Data records:

— start —

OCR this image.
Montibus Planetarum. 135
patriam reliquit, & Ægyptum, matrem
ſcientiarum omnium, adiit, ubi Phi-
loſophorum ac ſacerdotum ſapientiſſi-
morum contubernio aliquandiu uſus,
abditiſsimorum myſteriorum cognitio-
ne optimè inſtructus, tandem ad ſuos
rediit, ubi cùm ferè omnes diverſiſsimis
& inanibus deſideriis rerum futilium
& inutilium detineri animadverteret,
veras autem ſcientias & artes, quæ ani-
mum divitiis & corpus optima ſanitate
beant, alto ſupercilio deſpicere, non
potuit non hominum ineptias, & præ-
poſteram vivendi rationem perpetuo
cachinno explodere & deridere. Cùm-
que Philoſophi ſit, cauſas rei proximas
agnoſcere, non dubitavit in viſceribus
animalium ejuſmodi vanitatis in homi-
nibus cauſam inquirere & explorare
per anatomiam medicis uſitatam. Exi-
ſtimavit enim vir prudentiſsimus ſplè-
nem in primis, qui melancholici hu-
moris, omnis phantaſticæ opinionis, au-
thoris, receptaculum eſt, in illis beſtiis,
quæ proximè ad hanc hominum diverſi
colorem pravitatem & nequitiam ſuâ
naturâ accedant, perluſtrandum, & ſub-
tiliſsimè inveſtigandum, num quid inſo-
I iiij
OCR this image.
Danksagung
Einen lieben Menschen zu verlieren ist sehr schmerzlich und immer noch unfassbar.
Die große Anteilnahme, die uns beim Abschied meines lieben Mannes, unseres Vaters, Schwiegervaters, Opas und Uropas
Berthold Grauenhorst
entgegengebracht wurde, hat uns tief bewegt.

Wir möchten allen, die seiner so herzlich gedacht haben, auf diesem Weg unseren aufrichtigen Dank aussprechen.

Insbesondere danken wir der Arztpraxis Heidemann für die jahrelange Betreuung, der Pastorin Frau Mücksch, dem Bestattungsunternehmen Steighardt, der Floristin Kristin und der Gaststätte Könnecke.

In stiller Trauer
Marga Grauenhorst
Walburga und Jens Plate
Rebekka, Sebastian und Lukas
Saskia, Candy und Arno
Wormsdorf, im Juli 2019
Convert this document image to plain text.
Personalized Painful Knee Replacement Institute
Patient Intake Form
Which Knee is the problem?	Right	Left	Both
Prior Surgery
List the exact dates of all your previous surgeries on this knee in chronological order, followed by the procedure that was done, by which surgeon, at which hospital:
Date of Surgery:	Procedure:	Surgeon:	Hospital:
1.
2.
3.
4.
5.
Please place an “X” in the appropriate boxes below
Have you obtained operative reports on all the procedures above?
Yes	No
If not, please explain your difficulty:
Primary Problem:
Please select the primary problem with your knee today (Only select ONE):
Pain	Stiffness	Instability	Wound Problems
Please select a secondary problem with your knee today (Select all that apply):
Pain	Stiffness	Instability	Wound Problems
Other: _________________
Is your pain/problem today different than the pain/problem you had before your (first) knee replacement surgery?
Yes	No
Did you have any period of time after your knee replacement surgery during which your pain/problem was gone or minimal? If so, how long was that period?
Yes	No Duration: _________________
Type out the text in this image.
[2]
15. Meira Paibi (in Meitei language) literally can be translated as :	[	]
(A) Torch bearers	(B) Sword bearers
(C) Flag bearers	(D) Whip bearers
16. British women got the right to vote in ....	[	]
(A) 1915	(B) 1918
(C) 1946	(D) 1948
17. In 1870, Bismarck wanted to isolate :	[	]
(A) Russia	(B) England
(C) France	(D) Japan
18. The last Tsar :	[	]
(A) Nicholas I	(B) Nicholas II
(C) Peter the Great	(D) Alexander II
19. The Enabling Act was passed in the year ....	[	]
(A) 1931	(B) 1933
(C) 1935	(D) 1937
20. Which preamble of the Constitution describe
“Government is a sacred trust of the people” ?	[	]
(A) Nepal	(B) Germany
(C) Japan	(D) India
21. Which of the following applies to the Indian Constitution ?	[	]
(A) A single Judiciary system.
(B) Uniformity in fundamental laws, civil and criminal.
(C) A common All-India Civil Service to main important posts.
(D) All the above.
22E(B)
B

— end —

## WHAT IS NEEDED
Copy every record above exactly as it appears.

## THE RESULT
OCR this image.
Montibus Planetarum. 135
patriam reliquit, & Ægyptum, matrem
ſcientiarum omnium, adiit, ubi Phi-
loſophorum ac ſacerdotum ſapientiſſi-
morum contubernio aliquandiu uſus,
abditiſsimorum myſteriorum cognitio-
ne optimè inſtructus, tandem ad ſuos
rediit, ubi cùm ferè omnes diverſiſsimis
& inanibus deſideriis rerum futilium
& inutilium detineri animadverteret,
veras autem ſcientias & artes, quæ ani-
mum divitiis & corpus optima ſanitate
beant, alto ſupercilio deſpicere, non
potuit non hominum ineptias, & præ-
poſteram vivendi rationem perpetuo
cachinno explodere & deridere. Cùm-
que Philoſophi ſit, cauſas rei proximas
agnoſcere, non dubitavit in viſceribus
animalium ejuſmodi vanitatis in homi-
nibus cauſam inquirere & explorare
per anatomiam medicis uſitatam. Exi-
ſtimavit enim vir prudentiſsimus ſplè-
nem in primis, qui melancholici hu-
moris, omnis phantaſticæ opinionis, au-
thoris, receptaculum eſt, in illis beſtiis,
quæ proximè ad hanc hominum diverſi
colorem pravitatem & nequitiam ſuâ
naturâ accedant, perluſtrandum, & ſub-
tiliſsimè inveſtigandum, num quid inſo-
I iiij
OCR this image.
Danksagung
Einen lieben Menschen zu verlieren ist sehr schmerzlich und immer noch unfassbar.
Die große Anteilnahme, die uns beim Abschied meines lieben Mannes, unseres Vaters, Schwiegervaters, Opas und Uropas
Berthold Grauenhorst
entgegengebracht wurde, hat uns tief bewegt.

Wir möchten allen, die seiner so herzlich gedacht haben, auf diesem Weg unseren aufrichtigen Dank aussprechen.

Insbesondere danken wir der Arztpraxis Heidemann für die jahrelange Betreuung, der Pastorin Frau Mücksch, dem Bestattungsunternehmen Steighardt, der Floristin Kristin und der Gaststätte Könnecke.

In stiller Trauer
Marga Grauenhorst
Walburga und Jens Plate
Rebekka, Sebastian und Lukas
Saskia, Candy und Arno
Wormsdorf, im Juli 2019
Convert this document image to plain text.
Personalized Painful Knee Replacement Institute
Patient Intake Form
Which Knee is the problem?	Right	Left	Both
Prior Surgery
List the exact dates of all your previous surgeries on this knee in chronological order, followed by the procedure that was done, by which surgeon, at which hospital:
Date of Surgery:	Procedure:	Surgeon:	Hospital:
1.
2.
3.
4.
5.
Please place an “X” in the appropriate boxes below
Have you obtained operative reports on all the procedures above?
Yes	No
If not, please explain your difficulty:
Primary Problem:
Please select the primary problem with your knee today (Only select ONE):
Pain	Stiffness	Instability	Wound Problems
Please select a secondary problem with your knee today (Select all that apply):
Pain	Stiffness	Instability	Wound Problems
Other: _________________
Is your pain/problem today different than the pain/problem you had before your (first) knee replacement surgery?
Yes	No
Did you have any period of time after your knee replacement surgery during which your pain/problem was gone or minimal? If so, how long was that period?
Yes	No Duration: _________________
Type out the text in this image.
[2]
15. Meira Paibi (in Meitei language) literally can be translated as :	[	]
(A) Torch bearers	(B) Sword bearers
(C) Flag bearers	(D) Whip bearers
16. British women got the right to vote in ....	[	]
(A) 1915	(B) 1918
(C) 1946	(D) 1948
17. In 1870, Bismarck wanted to isolate :	[	]
(A) Russia	(B) England
(C) France	(D) Japan
18. The last Tsar :	[	]
(A) Nicholas I	(B) Nicholas II
(C) Peter the Great	(D) Alexander II
19. The Enabling Act was passed in the year ....	[	]
(A) 1931	(B) 1933
(C) 1935	(D) 1937
20. Which preamble of the Constitution describe
“Government is a sacred trust of the people” ?	[	]
(A) Nepal	(B) Germany
(C) Japan	(D) India
21. Which of the following applies to the Indian Constitution ?	[	]
(A) A single Judiciary system.
(B) Uniformity in fundamental laws, civil and criminal.
(C) A common All-India Civil Service to main important posts.
(D) All the above.
22E(B)
B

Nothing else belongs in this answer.